- _What to work on_
Find each line with the word "Robustness" in it, then give the total alone.

Rows from a figure dataset
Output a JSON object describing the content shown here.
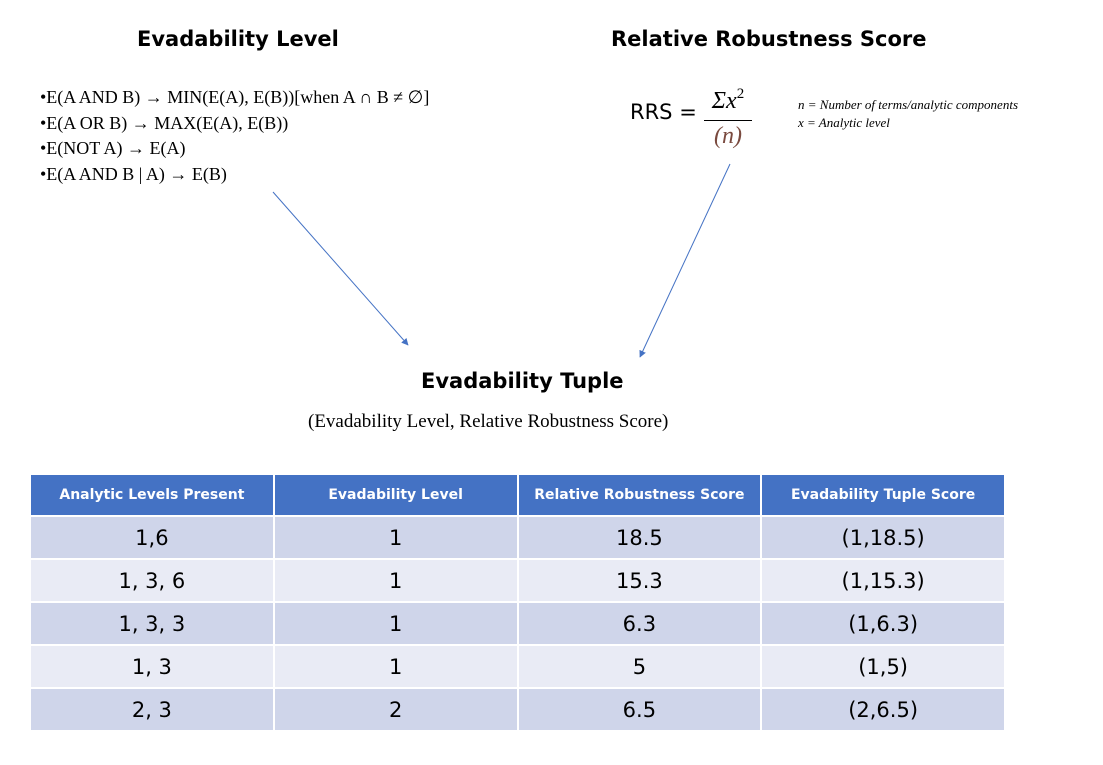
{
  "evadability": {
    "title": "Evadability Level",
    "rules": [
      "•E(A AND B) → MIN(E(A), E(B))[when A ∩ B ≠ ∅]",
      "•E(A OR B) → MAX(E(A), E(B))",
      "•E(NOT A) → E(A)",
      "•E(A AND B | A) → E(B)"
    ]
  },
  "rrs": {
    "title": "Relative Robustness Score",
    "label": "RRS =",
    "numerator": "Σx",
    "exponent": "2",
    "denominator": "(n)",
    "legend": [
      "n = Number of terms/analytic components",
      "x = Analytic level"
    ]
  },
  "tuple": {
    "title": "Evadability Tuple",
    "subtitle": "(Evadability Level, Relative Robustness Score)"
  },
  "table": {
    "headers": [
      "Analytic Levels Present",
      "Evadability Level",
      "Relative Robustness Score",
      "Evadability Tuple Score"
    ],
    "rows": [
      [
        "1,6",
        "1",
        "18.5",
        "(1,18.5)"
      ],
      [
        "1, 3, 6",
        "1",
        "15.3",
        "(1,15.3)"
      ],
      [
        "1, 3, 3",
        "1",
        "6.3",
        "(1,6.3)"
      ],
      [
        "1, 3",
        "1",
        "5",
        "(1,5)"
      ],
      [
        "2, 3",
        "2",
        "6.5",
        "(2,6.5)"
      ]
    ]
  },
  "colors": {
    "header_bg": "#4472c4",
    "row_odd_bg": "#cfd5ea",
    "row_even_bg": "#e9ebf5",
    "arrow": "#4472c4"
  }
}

- _Final result_
3